» COMPLETE THE FOLLOWING
**1.** In the blog post on workloads, why does meeting unrealistic expectations count as a double bind? Explain in one to three sentences.
**2.** From the blog post on workloads, reproduce word for word the stretch from "Over the past" through "kind of world.".
**3.** According to the blog post on workloads, how long does the writer spend each morning thinking through priorities for the day or week?

I am not just talking about myself, although I have had many experiences like this. I have also talked to at least 25 people working at non-profits and churches who are working nights, weekends, nights of weekends, getting chronic muscle pain, etc. because of unrealistic workloads under which they are laboring. And, to be clear, these are people who value work, who care about their jobs and the people they are serving, who are not "whiny slackers" who just want to prop their feet up at work and eat bon-bons.
There's a double bind here. On one hand, you can suck it up and meet the unrealistic expectations, and feel really spiffy about your own ability to produce under less than ideal circumstances. On the other hand, you then realize that you're enabling a sick system because your own work ethic is pumped up on steroids. I think there is a larger trend in our work lives that is present in our personal lives as well. Life is speeding up--we have text messaging, microwaves, e-mail, cell phones, yadayada. But we as people are still finite, and we can only be in one place at a time, despite all the virtual forms of communication we have, and we can only accomplish so much. And yet, declaring our own limitedness seems a confession of weakness (humility?) or laziness--at least that's the fear.
Over the past few weeks, I have been trying to make a conscious choice to not be ruled by a "tyranny of the urgent." This is becoming somewhat of a spiritual discipline: not just frantically plunging into things, but spending about 10 minutes each morning thinking through what my true priorities are for the day/week. On a "larger picture" level, I am starting to think about the fact that first am foremost I am a child of God, not a machine producing papers, reports, etc. My worth is not in what I produce! I think this is something that we all have to remind ourselves of in a "what have you done for me lately" kind of world.

2 Comments:
BRAVO!!!!! You said it sister!! We definitely need to live closer to each other, visit more often and communicate more.
I couldn't agree more...but at least blogging in the wee hours of the morning is a kind of simulation of our disturbingly long-ago late nite coffee house convos. in college!

» SUPPLIED INFORMATION
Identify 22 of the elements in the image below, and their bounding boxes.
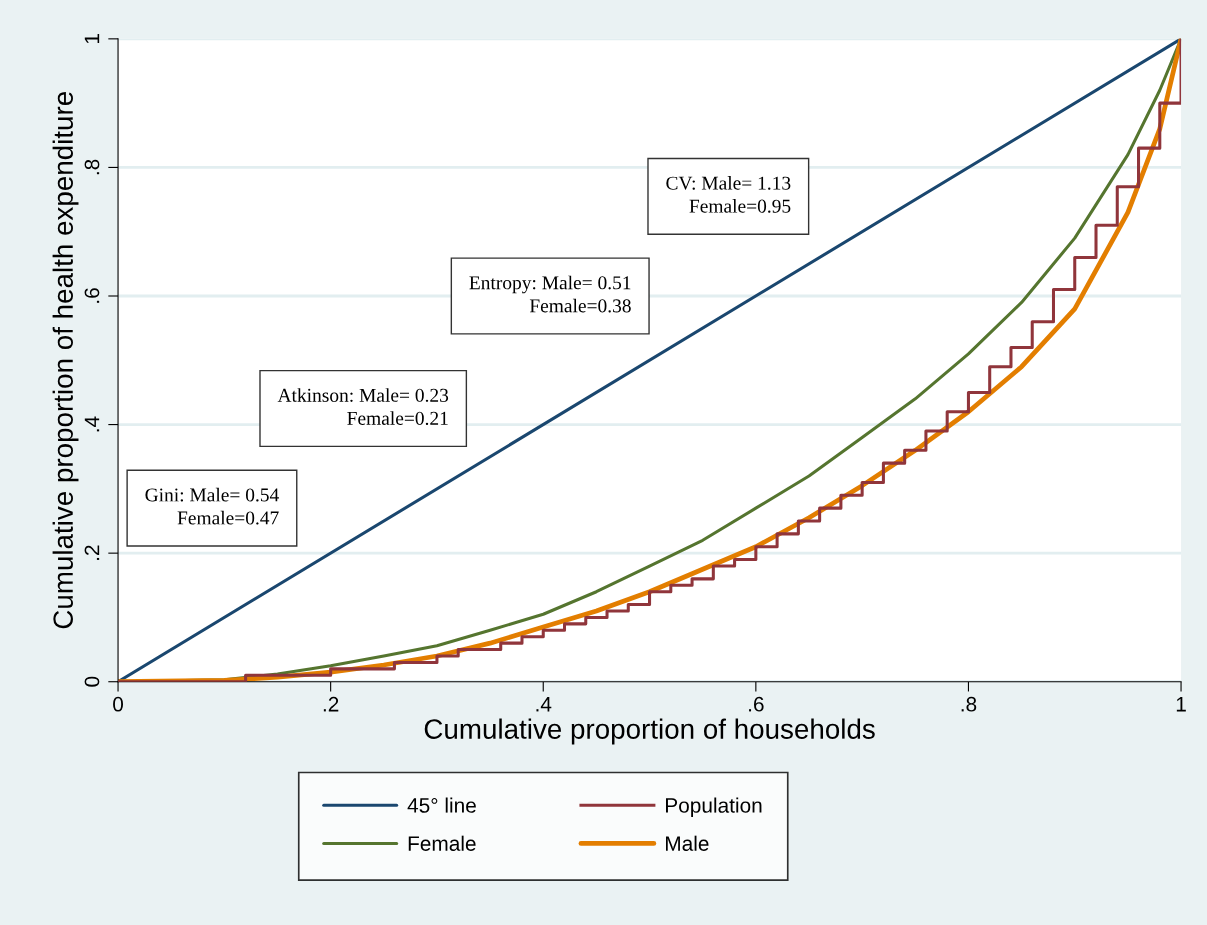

» PROBLEM SOLUTIONS
**1.** On one side, meeting the expectations lets you feel good about your ability to produce under poor conditions. On the other, doing so means you are enabling a sick system because your work ethic is pumped up on steroids.

**2.**
Over the past few weeks, I have been trying to make a conscious choice to not be ruled by a "tyranny of the urgent." This is becoming somewhat of a spiritual discipline: not just frantically plunging into things, but spending about 10 minutes each morning thinking through what my true priorities are for the day/week. On a "larger picture" level, I am starting to think about the fact that first am foremost I am a child of God, not a machine producing papers, reports, etc. My worth is not in what I produce! I think this is something that we all have to remind ourselves of in a "what have you done for me lately" kind of world.

**3.** About 10 minutes.